**TASK DESCRIPTION**
Copy the records below exactly as they appear.
::::
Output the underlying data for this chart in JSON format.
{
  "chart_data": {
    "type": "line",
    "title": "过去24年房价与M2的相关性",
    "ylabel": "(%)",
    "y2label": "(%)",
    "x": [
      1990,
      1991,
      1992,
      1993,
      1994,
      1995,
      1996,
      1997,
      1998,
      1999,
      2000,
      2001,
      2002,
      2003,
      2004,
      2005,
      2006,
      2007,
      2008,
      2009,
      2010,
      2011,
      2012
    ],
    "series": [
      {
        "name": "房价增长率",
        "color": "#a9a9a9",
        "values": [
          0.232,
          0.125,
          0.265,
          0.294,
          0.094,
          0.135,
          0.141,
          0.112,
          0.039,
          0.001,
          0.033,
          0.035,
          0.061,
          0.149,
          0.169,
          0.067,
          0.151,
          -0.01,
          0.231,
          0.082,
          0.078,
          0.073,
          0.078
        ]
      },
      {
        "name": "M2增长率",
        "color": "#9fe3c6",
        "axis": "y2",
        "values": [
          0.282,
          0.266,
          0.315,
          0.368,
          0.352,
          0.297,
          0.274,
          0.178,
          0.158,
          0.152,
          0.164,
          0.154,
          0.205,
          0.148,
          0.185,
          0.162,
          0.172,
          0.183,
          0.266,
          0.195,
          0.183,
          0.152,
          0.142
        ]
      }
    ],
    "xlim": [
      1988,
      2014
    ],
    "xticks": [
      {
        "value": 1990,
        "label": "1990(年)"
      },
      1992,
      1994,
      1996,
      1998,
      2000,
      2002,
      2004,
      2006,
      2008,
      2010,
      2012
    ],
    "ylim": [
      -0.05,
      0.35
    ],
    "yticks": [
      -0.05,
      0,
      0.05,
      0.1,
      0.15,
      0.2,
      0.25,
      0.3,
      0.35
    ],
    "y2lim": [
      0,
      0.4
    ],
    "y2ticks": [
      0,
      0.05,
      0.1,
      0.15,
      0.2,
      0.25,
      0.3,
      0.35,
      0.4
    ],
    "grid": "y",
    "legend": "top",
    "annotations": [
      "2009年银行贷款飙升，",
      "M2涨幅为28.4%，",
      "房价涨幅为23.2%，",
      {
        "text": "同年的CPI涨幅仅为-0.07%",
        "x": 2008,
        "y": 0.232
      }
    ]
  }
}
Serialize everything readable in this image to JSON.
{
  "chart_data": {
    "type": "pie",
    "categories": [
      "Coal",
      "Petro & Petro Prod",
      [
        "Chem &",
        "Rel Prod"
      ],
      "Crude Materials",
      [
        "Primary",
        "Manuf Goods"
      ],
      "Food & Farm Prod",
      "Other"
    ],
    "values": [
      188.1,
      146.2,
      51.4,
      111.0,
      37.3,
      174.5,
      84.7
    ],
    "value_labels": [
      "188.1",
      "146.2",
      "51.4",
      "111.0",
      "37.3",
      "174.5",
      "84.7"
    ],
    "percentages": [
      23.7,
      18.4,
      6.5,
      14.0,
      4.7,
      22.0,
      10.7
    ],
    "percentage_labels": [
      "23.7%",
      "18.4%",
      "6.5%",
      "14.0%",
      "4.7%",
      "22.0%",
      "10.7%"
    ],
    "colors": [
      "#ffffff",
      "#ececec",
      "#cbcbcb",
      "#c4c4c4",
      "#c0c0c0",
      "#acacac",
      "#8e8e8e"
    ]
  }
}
::::
**RESPONSE**
Output the underlying data for this chart in JSON format.
{
  "chart_data": {
    "type": "line",
    "title": "过去24年房价与M2的相关性",
    "ylabel": "(%)",
    "y2label": "(%)",
    "x": [
      1990,
      1991,
      1992,
      1993,
      1994,
      1995,
      1996,
      1997,
      1998,
      1999,
      2000,
      2001,
      2002,
      2003,
      2004,
      2005,
      2006,
      2007,
      2008,
      2009,
      2010,
      2011,
      2012
    ],
    "series": [
      {
        "name": "房价增长率",
        "color": "#a9a9a9",
        "values": [
          0.232,
          0.125,
          0.265,
          0.294,
          0.094,
          0.135,
          0.141,
          0.112,
          0.039,
          0.001,
          0.033,
          0.035,
          0.061,
          0.149,
          0.169,
          0.067,
          0.151,
          -0.01,
          0.231,
          0.082,
          0.078,
          0.073,
          0.078
        ]
      },
      {
        "name": "M2增长率",
        "color": "#9fe3c6",
        "axis": "y2",
        "values": [
          0.282,
          0.266,
          0.315,
          0.368,
          0.352,
          0.297,
          0.274,
          0.178,
          0.158,
          0.152,
          0.164,
          0.154,
          0.205,
          0.148,
          0.185,
          0.162,
          0.172,
          0.183,
          0.266,
          0.195,
          0.183,
          0.152,
          0.142
        ]
      }
    ],
    "xlim": [
      1988,
      2014
    ],
    "xticks": [
      {
        "value": 1990,
        "label": "1990(年)"
      },
      1992,
      1994,
      1996,
      1998,
      2000,
      2002,
      2004,
      2006,
      2008,
      2010,
      2012
    ],
    "ylim": [
      -0.05,
      0.35
    ],
    "yticks": [
      -0.05,
      0,
      0.05,
      0.1,
      0.15,
      0.2,
      0.25,
      0.3,
      0.35
    ],
    "y2lim": [
      0,
      0.4
    ],
    "y2ticks": [
      0,
      0.05,
      0.1,
      0.15,
      0.2,
      0.25,
      0.3,
      0.35,
      0.4
    ],
    "grid": "y",
    "legend": "top",
    "annotations": [
      "2009年银行贷款飙升，",
      "M2涨幅为28.4%，",
      "房价涨幅为23.2%，",
      {
        "text": "同年的CPI涨幅仅为-0.07%",
        "x": 2008,
        "y": 0.232
      }
    ]
  }
}
Serialize everything readable in this image to JSON.
{
  "chart_data": {
    "type": "pie",
    "categories": [
      "Coal",
      "Petro & Petro Prod",
      [
        "Chem &",
        "Rel Prod"
      ],
      "Crude Materials",
      [
        "Primary",
        "Manuf Goods"
      ],
      "Food & Farm Prod",
      "Other"
    ],
    "values": [
      188.1,
      146.2,
      51.4,
      111.0,
      37.3,
      174.5,
      84.7
    ],
    "value_labels": [
      "188.1",
      "146.2",
      "51.4",
      "111.0",
      "37.3",
      "174.5",
      "84.7"
    ],
    "percentages": [
      23.7,
      18.4,
      6.5,
      14.0,
      4.7,
      22.0,
      10.7
    ],
    "percentage_labels": [
      "23.7%",
      "18.4%",
      "6.5%",
      "14.0%",
      "4.7%",
      "22.0%",
      "10.7%"
    ],
    "colors": [
      "#ffffff",
      "#ececec",
      "#cbcbcb",
      "#c4c4c4",
      "#c0c0c0",
      "#acacac",
      "#8e8e8e"
    ]
  }
}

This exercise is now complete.